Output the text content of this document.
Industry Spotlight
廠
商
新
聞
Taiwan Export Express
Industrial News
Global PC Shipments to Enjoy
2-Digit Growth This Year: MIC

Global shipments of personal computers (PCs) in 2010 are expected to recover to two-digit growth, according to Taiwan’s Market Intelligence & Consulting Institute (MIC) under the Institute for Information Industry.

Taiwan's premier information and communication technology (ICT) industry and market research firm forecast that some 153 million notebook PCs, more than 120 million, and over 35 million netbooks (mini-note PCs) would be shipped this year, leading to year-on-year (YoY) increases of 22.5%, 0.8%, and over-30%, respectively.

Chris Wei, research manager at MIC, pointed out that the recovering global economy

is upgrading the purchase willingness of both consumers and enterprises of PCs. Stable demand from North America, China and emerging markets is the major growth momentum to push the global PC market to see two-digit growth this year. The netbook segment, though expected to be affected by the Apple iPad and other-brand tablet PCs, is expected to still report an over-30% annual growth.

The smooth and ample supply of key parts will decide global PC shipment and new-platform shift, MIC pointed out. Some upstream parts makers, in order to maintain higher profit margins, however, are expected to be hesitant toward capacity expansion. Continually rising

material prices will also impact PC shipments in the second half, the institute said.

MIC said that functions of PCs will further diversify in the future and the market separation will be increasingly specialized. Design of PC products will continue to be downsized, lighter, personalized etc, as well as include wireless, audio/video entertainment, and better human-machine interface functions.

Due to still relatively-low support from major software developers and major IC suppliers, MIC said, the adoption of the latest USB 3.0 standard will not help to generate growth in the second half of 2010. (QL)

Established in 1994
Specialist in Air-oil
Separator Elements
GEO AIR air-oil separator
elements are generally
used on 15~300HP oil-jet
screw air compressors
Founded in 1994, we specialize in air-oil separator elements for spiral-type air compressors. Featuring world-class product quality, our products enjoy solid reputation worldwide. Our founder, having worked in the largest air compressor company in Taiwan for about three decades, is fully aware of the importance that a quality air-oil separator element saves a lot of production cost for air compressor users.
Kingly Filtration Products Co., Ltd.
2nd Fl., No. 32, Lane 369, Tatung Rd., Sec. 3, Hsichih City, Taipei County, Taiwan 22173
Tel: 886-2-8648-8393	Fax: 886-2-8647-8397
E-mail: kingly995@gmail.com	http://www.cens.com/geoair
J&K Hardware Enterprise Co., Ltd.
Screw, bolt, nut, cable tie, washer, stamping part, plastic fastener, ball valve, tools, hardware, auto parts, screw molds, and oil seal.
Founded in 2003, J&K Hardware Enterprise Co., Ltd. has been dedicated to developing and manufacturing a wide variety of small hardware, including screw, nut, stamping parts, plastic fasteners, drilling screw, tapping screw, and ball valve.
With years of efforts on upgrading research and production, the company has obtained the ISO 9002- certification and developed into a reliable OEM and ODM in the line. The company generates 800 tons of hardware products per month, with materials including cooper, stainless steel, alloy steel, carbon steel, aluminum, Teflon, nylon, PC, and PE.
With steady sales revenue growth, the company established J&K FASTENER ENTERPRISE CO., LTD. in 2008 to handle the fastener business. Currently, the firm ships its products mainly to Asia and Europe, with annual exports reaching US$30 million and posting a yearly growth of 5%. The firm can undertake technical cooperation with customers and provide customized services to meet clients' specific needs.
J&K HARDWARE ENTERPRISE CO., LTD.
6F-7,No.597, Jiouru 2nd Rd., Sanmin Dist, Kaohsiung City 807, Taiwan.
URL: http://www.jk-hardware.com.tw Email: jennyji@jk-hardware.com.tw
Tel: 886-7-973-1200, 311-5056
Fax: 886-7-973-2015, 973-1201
┄┄┄┄┄┄┄┄┄┄
**AIM OF THE EXERCISE**
Track down every line holding the string "stamping" and copy it.

**CORRECT OUTPUT**
Screw, bolt, nut, cable tie, washer, stamping part, plastic fastener, ball valve, tools, hardware, auto parts, screw molds, and oil seal.
Founded in 2003, J&K Hardware Enterprise Co., Ltd. has been dedicated to developing and manufacturing a wide variety of small hardware, including screw, nut, stamping parts, plastic fasteners, drilling screw, tapping screw, and ball valve.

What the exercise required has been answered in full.